-------- DATA TO PROCESS

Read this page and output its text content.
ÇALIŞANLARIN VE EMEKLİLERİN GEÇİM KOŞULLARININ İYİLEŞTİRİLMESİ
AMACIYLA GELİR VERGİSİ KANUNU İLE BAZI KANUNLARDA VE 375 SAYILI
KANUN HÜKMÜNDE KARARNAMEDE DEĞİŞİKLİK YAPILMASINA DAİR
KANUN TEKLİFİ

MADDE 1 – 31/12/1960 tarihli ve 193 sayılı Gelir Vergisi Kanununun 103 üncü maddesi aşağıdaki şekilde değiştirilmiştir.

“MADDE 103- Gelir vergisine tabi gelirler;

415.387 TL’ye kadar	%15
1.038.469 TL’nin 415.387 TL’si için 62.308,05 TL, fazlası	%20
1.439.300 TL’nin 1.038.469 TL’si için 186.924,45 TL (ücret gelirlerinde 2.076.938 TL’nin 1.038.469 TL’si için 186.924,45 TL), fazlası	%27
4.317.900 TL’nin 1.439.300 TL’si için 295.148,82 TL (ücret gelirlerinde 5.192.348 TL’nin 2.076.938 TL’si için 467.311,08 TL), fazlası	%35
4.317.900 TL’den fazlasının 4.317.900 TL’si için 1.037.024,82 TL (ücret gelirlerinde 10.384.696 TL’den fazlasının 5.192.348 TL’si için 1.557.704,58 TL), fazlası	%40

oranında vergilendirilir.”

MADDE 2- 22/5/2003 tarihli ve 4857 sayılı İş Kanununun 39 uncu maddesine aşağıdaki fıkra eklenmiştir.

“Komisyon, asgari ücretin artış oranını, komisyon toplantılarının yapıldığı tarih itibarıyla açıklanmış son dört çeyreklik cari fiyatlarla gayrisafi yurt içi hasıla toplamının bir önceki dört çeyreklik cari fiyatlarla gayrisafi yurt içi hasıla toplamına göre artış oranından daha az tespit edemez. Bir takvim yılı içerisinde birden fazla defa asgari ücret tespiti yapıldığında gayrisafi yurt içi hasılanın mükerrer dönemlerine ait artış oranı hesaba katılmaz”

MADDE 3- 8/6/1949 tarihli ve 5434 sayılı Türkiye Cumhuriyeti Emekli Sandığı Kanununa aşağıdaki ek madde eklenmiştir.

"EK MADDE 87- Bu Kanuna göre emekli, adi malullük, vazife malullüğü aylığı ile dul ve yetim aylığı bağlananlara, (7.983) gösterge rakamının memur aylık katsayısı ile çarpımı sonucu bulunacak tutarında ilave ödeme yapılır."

----------------

__TASK INSTRUCTIONS__. Scan the data above; copy every line where "fazlası" appears.

__ANSWER TO THIS PROBLEM__.
1.038.469 TL’nin 415.387 TL’si için 62.308,05 TL, fazlası	%20
1.439.300 TL’nin 1.038.469 TL’si için 186.924,45 TL (ücret gelirlerinde 2.076.938 TL’nin 1.038.469 TL’si için 186.924,45 TL), fazlası	%27
4.317.900 TL’nin 1.439.300 TL’si için 295.148,82 TL (ücret gelirlerinde 5.192.348 TL’nin 2.076.938 TL’si için 467.311,08 TL), fazlası	%35
4.317.900 TL’den fazlasının 4.317.900 TL’si için 1.037.024,82 TL (ücret gelirlerinde 10.384.696 TL’den fazlasının 5.192.348 TL’si için 1.557.704,58 TL), fazlası	%40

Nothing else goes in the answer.